PROBLEM TO WORK ON: Each record needs to be echoed exactly; can you do that?

RECORD SET:
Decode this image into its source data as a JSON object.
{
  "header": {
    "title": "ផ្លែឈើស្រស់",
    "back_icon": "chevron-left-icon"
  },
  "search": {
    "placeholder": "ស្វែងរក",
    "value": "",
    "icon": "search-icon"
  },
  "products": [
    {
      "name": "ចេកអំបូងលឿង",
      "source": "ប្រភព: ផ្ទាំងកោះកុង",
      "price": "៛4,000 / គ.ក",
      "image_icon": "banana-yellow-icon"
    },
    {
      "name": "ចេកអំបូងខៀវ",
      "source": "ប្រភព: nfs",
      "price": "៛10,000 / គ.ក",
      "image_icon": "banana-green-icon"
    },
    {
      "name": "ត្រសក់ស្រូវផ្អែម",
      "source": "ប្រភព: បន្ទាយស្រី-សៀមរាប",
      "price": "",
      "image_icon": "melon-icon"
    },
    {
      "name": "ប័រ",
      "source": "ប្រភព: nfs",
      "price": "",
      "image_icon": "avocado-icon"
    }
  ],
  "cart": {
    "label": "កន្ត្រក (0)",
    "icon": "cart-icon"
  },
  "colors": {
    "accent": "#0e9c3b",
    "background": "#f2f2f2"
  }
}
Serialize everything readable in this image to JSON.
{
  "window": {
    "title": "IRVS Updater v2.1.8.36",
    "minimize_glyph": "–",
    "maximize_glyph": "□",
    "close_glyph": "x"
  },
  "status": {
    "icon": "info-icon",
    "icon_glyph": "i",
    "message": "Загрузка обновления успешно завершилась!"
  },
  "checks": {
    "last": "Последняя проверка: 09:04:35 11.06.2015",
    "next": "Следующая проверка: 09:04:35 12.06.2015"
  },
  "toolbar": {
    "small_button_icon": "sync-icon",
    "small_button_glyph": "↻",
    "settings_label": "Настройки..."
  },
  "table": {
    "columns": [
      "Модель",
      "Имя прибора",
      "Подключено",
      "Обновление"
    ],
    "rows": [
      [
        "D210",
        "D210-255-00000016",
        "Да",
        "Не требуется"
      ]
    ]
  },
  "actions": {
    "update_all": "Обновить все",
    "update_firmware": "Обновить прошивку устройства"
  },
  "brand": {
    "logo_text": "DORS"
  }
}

SOLUTION FOR THIS EXERCISE:
Decode this image into its source data as a JSON object.
{
  "header": {
    "title": "ផ្លែឈើស្រស់",
    "back_icon": "chevron-left-icon"
  },
  "search": {
    "placeholder": "ស្វែងរក",
    "value": "",
    "icon": "search-icon"
  },
  "products": [
    {
      "name": "ចេកអំបូងលឿង",
      "source": "ប្រភព: ផ្ទាំងកោះកុង",
      "price": "៛4,000 / គ.ក",
      "image_icon": "banana-yellow-icon"
    },
    {
      "name": "ចេកអំបូងខៀវ",
      "source": "ប្រភព: nfs",
      "price": "៛10,000 / គ.ក",
      "image_icon": "banana-green-icon"
    },
    {
      "name": "ត្រសក់ស្រូវផ្អែម",
      "source": "ប្រភព: បន្ទាយស្រី-សៀមរាប",
      "price": "",
      "image_icon": "melon-icon"
    },
    {
      "name": "ប័រ",
      "source": "ប្រភព: nfs",
      "price": "",
      "image_icon": "avocado-icon"
    }
  ],
  "cart": {
    "label": "កន្ត្រក (0)",
    "icon": "cart-icon"
  },
  "colors": {
    "accent": "#0e9c3b",
    "background": "#f2f2f2"
  }
}
Serialize everything readable in this image to JSON.
{
  "window": {
    "title": "IRVS Updater v2.1.8.36",
    "minimize_glyph": "–",
    "maximize_glyph": "□",
    "close_glyph": "x"
  },
  "status": {
    "icon": "info-icon",
    "icon_glyph": "i",
    "message": "Загрузка обновления успешно завершилась!"
  },
  "checks": {
    "last": "Последняя проверка: 09:04:35 11.06.2015",
    "next": "Следующая проверка: 09:04:35 12.06.2015"
  },
  "toolbar": {
    "small_button_icon": "sync-icon",
    "small_button_glyph": "↻",
    "settings_label": "Настройки..."
  },
  "table": {
    "columns": [
      "Модель",
      "Имя прибора",
      "Подключено",
      "Обновление"
    ],
    "rows": [
      [
        "D210",
        "D210-255-00000016",
        "Да",
        "Не требуется"
      ]
    ]
  },
  "actions": {
    "update_all": "Обновить все",
    "update_firmware": "Обновить прошивку устройства"
  },
  "brand": {
    "logo_text": "DORS"
  }
}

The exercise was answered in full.